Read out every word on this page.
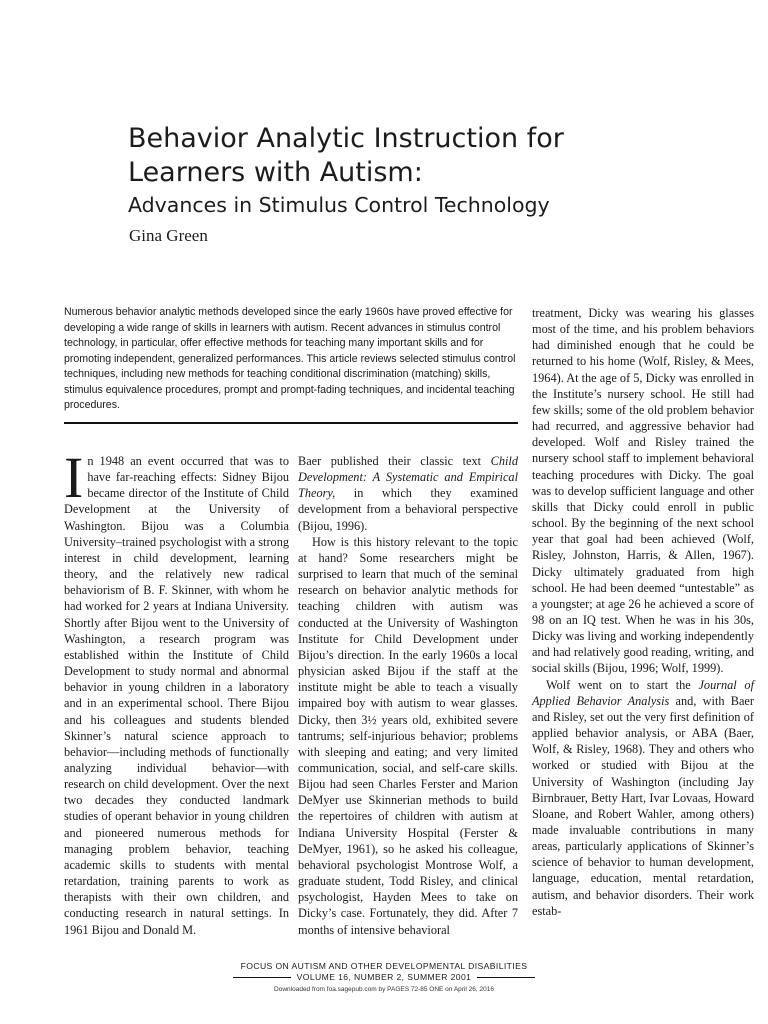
Behavior Analytic Instruction for
Learners with Autism:
Advances in Stimulus Control Technology
Gina Green
Numerous behavior analytic methods developed since the early 1960s have proved effective for developing a wide range of skills in learners with autism. Recent advances in stimulus control technology, in particular, offer effective methods for teaching many important skills and for promoting independent, generalized performances. This article reviews selected stimulus control techniques, including new methods for teaching conditional discrimination (matching) skills, stimulus equivalence procedures, prompt and prompt-fading techniques, and incidental teaching procedures.

In 1948 an event occurred that was to have far-reaching effects: Sidney Bijou became director of the Institute of Child Development at the University of Washington. Bijou was a Columbia University–trained psychologist with a strong interest in child development, learning theory, and the relatively new radical behaviorism of B. F. Skinner, with whom he had worked for 2 years at Indiana University. Shortly after Bijou went to the University of Washington, a research program was established within the Institute of Child Development to study normal and abnormal behavior in young children in a laboratory and in an experimental school. There Bijou and his colleagues and students blended Skinner’s natural science approach to behavior—including methods of functionally analyzing individual behavior—with research on child development. Over the next two decades they conducted landmark studies of operant behavior in young children and pioneered numerous methods for managing problem behavior, teaching academic skills to students with mental retardation, training parents to work as therapists with their own children, and conducting research in natural settings. In 1961 Bijou and Donald M.

Baer published their classic text Child Development: A Systematic and Empirical Theory, in which they examined development from a behavioral perspective (Bijou, 1996).

How is this history relevant to the topic at hand? Some researchers might be surprised to learn that much of the seminal research on behavior analytic methods for teaching children with autism was conducted at the University of Washington Institute for Child Development under Bijou’s direction. In the early 1960s a local physician asked Bijou if the staff at the institute might be able to teach a visually impaired boy with autism to wear glasses. Dicky, then 3½ years old, exhibited severe tantrums; self-injurious behavior; problems with sleeping and eating; and very limited communication, social, and self-care skills. Bijou had seen Charles Ferster and Marion DeMyer use Skinnerian methods to build the repertoires of children with autism at Indiana University Hospital (Ferster & DeMyer, 1961), so he asked his colleague, behavioral psychologist Montrose Wolf, a graduate student, Todd Risley, and clinical psychologist, Hayden Mees to take on Dicky’s case. Fortunately, they did. After 7 months of intensive behavioral

treatment, Dicky was wearing his glasses most of the time, and his problem behaviors had diminished enough that he could be returned to his home (Wolf, Risley, & Mees, 1964). At the age of 5, Dicky was enrolled in the Institute’s nursery school. He still had few skills; some of the old problem behavior had recurred, and aggressive behavior had developed. Wolf and Risley trained the nursery school staff to implement behavioral teaching procedures with Dicky. The goal was to develop sufficient language and other skills that Dicky could enroll in public school. By the beginning of the next school year that goal had been achieved (Wolf, Risley, Johnston, Harris, & Allen, 1967). Dicky ultimately graduated from high school. He had been deemed “untestable” as a youngster; at age 26 he achieved a score of 98 on an IQ test. When he was in his 30s, Dicky was living and working independently and had relatively good reading, writing, and social skills (Bijou, 1996; Wolf, 1999).

Wolf went on to start the Journal of Applied Behavior Analysis and, with Baer and Risley, set out the very first definition of applied behavior analysis, or ABA (Baer, Wolf, & Risley, 1968). They and others who worked or studied with Bijou at the University of Washington (including Jay Birnbrauer, Betty Hart, Ivar Lovaas, Howard Sloane, and Robert Wahler, among others) made invaluable contributions in many areas, particularly applications of Skinner’s science of behavior to human development, language, education, mental retardation, autism, and behavior disorders. Their work estab-

FOCUS ON AUTISM AND OTHER DEVELOPMENTAL DISABILITIES
VOLUME 16, NUMBER 2, SUMMER 2001
Downloaded from foa.sagepub.com by PAGES 72-85 ONE on April 26, 2016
- - - -
- **WHAT NEEDS TO BE DONE**
Without the pictures, restate all of the entries above verbatim.

- **OUTPUT**
Read out every word on this page.
Behavior Analytic Instruction for
Learners with Autism:
Advances in Stimulus Control Technology
Gina Green
Numerous behavior analytic methods developed since the early 1960s have proved effective for developing a wide range of skills in learners with autism. Recent advances in stimulus control technology, in particular, offer effective methods for teaching many important skills and for promoting independent, generalized performances. This article reviews selected stimulus control techniques, including new methods for teaching conditional discrimination (matching) skills, stimulus equivalence procedures, prompt and prompt-fading techniques, and incidental teaching procedures.

In 1948 an event occurred that was to have far-reaching effects: Sidney Bijou became director of the Institute of Child Development at the University of Washington. Bijou was a Columbia University–trained psychologist with a strong interest in child development, learning theory, and the relatively new radical behaviorism of B. F. Skinner, with whom he had worked for 2 years at Indiana University. Shortly after Bijou went to the University of Washington, a research program was established within the Institute of Child Development to study normal and abnormal behavior in young children in a laboratory and in an experimental school. There Bijou and his colleagues and students blended Skinner’s natural science approach to behavior—including methods of functionally analyzing individual behavior—with research on child development. Over the next two decades they conducted landmark studies of operant behavior in young children and pioneered numerous methods for managing problem behavior, teaching academic skills to students with mental retardation, training parents to work as therapists with their own children, and conducting research in natural settings. In 1961 Bijou and Donald M.

Baer published their classic text Child Development: A Systematic and Empirical Theory, in which they examined development from a behavioral perspective (Bijou, 1996).

How is this history relevant to the topic at hand? Some researchers might be surprised to learn that much of the seminal research on behavior analytic methods for teaching children with autism was conducted at the University of Washington Institute for Child Development under Bijou’s direction. In the early 1960s a local physician asked Bijou if the staff at the institute might be able to teach a visually impaired boy with autism to wear glasses. Dicky, then 3½ years old, exhibited severe tantrums; self-injurious behavior; problems with sleeping and eating; and very limited communication, social, and self-care skills. Bijou had seen Charles Ferster and Marion DeMyer use Skinnerian methods to build the repertoires of children with autism at Indiana University Hospital (Ferster & DeMyer, 1961), so he asked his colleague, behavioral psychologist Montrose Wolf, a graduate student, Todd Risley, and clinical psychologist, Hayden Mees to take on Dicky’s case. Fortunately, they did. After 7 months of intensive behavioral

treatment, Dicky was wearing his glasses most of the time, and his problem behaviors had diminished enough that he could be returned to his home (Wolf, Risley, & Mees, 1964). At the age of 5, Dicky was enrolled in the Institute’s nursery school. He still had few skills; some of the old problem behavior had recurred, and aggressive behavior had developed. Wolf and Risley trained the nursery school staff to implement behavioral teaching procedures with Dicky. The goal was to develop sufficient language and other skills that Dicky could enroll in public school. By the beginning of the next school year that goal had been achieved (Wolf, Risley, Johnston, Harris, & Allen, 1967). Dicky ultimately graduated from high school. He had been deemed “untestable” as a youngster; at age 26 he achieved a score of 98 on an IQ test. When he was in his 30s, Dicky was living and working independently and had relatively good reading, writing, and social skills (Bijou, 1996; Wolf, 1999).

Wolf went on to start the Journal of Applied Behavior Analysis and, with Baer and Risley, set out the very first definition of applied behavior analysis, or ABA (Baer, Wolf, & Risley, 1968). They and others who worked or studied with Bijou at the University of Washington (including Jay Birnbrauer, Betty Hart, Ivar Lovaas, Howard Sloane, and Robert Wahler, among others) made invaluable contributions in many areas, particularly applications of Skinner’s science of behavior to human development, language, education, mental retardation, autism, and behavior disorders. Their work estab-

FOCUS ON AUTISM AND OTHER DEVELOPMENTAL DISABILITIES
VOLUME 16, NUMBER 2, SUMMER 2001
Downloaded from foa.sagepub.com by PAGES 72-85 ONE on April 26, 2016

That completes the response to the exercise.